• _DIRECTIONS FOR THIS TASK_
Identify every line containing the word "marker" and reproduce each one.

-------------------------

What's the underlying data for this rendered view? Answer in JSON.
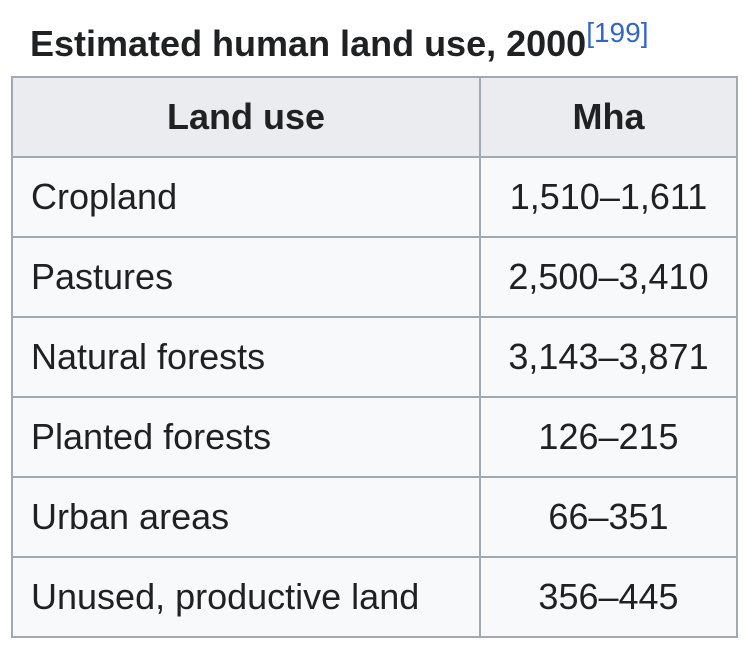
{
  "caption": {
    "title": "Estimated human land use, 2000",
    "reference": "[199]"
  },
  "table": {
    "headers": [
      "Land use",
      "Mha"
    ],
    "rows": [
      {
        "land_use": "Cropland",
        "mha": "1,510–1,611"
      },
      {
        "land_use": "Pastures",
        "mha": "2,500–3,410"
      },
      {
        "land_use": "Natural forests",
        "mha": "3,143–3,871"
      },
      {
        "land_use": "Planted forests",
        "mha": "126–215"
      },
      {
        "land_use": "Urban areas",
        "mha": "66–351"
      },
      {
        "land_use": "Unused, productive land",
        "mha": "356–445"
      }
    ]
  },
  "colors": {
    "text": "#202122",
    "link": "#3366cc",
    "header_bg": "#eaecf0",
    "cell_bg": "#f8f9fa",
    "border": "#a2a9b1"
  }
}
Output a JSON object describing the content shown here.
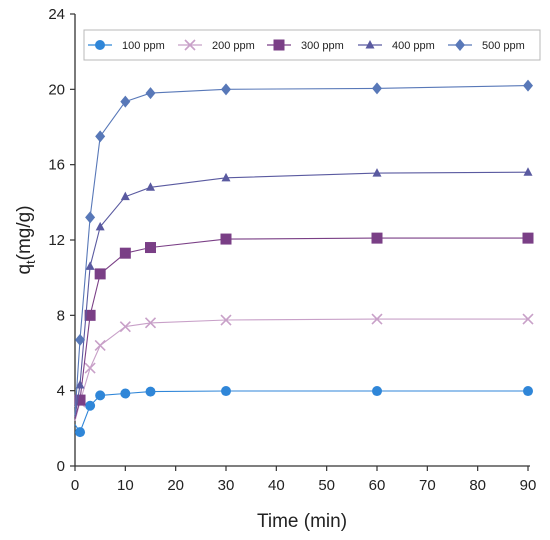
{
  "chart_data": {
    "type": "line",
    "xlabel": "Time (min)",
    "ylabel_main": "q",
    "ylabel_sub": "t",
    "ylabel_unit": "(mg/g)",
    "xlim": [
      0,
      90
    ],
    "ylim": [
      0,
      24
    ],
    "xticks": [
      0,
      10,
      20,
      30,
      40,
      50,
      60,
      70,
      80,
      90
    ],
    "yticks": [
      0,
      4,
      8,
      12,
      16,
      20,
      24
    ],
    "grid": false,
    "legend_position": "top",
    "series": [
      {
        "name": "100 ppm",
        "color": "#2f86d8",
        "marker": "circle",
        "x": [
          0,
          1,
          3,
          5,
          10,
          15,
          30,
          60,
          90
        ],
        "y": [
          2.2,
          1.8,
          3.2,
          3.75,
          3.85,
          3.95,
          3.98,
          3.98,
          3.98
        ]
      },
      {
        "name": "200 ppm",
        "color": "#c8a0c8",
        "marker": "x",
        "x": [
          0,
          1,
          3,
          5,
          10,
          15,
          30,
          60,
          90
        ],
        "y": [
          2.4,
          3.4,
          5.2,
          6.4,
          7.4,
          7.6,
          7.75,
          7.8,
          7.8
        ]
      },
      {
        "name": "300 ppm",
        "color": "#7a3f86",
        "marker": "square",
        "x": [
          0,
          1,
          3,
          5,
          10,
          15,
          30,
          60,
          90
        ],
        "y": [
          2.5,
          3.5,
          8.0,
          10.2,
          11.3,
          11.6,
          12.05,
          12.1,
          12.1
        ]
      },
      {
        "name": "400 ppm",
        "color": "#5a5aa0",
        "marker": "triangle",
        "x": [
          0,
          1,
          3,
          5,
          10,
          15,
          30,
          60,
          90
        ],
        "y": [
          2.6,
          4.3,
          10.6,
          12.7,
          14.3,
          14.8,
          15.3,
          15.55,
          15.6
        ]
      },
      {
        "name": "500 ppm",
        "color": "#5878b8",
        "marker": "diamond",
        "x": [
          0,
          1,
          3,
          5,
          10,
          15,
          30,
          60,
          90
        ],
        "y": [
          2.7,
          6.7,
          13.2,
          17.5,
          19.35,
          19.8,
          20.0,
          20.05,
          20.2
        ]
      }
    ]
  }
}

-------------------------

• _FINAL RESULT_
        "marker": "circle",
        "marker": "x",
        "marker": "square",
        "marker": "triangle",
        "marker": "diamond",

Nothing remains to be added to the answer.